→ What you will do: Extract every line that contains the word "name".

→ Listed entries:
>> start

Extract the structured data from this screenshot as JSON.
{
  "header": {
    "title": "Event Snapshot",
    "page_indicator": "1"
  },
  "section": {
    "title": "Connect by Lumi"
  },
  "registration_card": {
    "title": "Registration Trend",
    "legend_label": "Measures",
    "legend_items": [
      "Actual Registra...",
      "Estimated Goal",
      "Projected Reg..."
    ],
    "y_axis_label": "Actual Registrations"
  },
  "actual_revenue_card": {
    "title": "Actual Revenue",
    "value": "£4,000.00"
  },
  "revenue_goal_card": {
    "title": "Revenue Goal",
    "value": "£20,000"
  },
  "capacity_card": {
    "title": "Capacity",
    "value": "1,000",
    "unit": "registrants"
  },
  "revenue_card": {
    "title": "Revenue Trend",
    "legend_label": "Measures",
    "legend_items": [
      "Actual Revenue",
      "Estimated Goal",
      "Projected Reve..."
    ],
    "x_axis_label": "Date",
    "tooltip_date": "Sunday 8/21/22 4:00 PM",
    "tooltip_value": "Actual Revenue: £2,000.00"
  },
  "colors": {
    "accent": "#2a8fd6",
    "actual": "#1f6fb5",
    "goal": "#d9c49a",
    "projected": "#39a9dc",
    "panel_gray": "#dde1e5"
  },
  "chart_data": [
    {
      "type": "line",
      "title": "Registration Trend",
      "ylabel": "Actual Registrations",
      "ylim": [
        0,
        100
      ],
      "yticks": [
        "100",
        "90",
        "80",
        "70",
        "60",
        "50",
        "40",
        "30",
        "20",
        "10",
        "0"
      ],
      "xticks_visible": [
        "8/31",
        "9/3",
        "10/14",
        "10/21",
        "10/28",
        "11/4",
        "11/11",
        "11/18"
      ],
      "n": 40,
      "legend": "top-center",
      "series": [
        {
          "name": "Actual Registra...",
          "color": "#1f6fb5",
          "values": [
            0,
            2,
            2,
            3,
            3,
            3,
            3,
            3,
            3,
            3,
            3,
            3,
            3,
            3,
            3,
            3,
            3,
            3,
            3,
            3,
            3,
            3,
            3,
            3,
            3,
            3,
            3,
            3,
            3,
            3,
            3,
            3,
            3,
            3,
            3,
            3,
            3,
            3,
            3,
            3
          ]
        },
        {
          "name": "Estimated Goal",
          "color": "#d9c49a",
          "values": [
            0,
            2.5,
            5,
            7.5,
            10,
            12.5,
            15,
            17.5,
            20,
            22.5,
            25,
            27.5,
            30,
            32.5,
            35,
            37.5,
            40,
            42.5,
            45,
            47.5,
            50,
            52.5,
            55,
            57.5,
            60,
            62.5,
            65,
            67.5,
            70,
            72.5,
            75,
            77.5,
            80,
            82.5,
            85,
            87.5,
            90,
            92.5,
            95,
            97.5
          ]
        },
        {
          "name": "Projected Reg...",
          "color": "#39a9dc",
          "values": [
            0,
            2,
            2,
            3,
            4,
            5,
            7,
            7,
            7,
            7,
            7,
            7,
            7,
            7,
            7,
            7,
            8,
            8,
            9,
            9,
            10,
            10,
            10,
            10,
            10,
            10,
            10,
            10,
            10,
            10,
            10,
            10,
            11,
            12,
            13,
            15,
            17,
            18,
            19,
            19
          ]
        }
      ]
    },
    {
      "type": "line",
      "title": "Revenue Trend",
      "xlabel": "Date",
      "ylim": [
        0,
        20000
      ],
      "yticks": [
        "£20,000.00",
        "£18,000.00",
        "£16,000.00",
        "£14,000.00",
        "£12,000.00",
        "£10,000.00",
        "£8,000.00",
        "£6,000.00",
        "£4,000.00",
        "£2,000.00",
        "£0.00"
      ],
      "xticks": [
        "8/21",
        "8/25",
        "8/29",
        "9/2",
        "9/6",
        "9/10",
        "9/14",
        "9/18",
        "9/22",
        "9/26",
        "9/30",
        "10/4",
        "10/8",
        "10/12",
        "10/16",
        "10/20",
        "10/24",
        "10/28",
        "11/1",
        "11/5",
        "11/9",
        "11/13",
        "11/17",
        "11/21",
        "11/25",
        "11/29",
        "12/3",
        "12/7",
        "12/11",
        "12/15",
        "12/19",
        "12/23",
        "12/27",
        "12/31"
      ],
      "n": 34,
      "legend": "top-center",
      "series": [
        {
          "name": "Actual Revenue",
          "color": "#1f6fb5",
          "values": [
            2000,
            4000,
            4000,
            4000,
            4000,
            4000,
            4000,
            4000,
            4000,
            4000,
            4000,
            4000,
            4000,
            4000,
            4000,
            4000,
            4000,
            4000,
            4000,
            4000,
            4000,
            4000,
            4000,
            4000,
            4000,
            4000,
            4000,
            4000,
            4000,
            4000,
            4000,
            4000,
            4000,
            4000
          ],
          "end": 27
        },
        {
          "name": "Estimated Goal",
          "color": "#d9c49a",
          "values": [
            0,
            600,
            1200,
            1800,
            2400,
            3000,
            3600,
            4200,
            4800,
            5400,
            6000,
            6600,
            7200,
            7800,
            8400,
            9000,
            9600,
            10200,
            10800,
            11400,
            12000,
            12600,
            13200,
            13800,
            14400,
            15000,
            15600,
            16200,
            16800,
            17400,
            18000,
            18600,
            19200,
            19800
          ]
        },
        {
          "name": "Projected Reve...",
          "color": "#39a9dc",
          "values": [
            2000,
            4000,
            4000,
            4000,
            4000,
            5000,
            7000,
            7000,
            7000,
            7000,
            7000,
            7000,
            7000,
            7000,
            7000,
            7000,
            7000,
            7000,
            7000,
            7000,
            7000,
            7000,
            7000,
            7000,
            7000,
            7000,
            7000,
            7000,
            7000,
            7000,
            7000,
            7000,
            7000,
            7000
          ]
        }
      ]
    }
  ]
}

>> end

→ Exercise answer:
          "name": "Actual Registra...",
          "name": "Estimated Goal",
          "name": "Projected Reg...",
          "name": "Actual Revenue",
          "name": "Estimated Goal",
          "name": "Projected Reve...",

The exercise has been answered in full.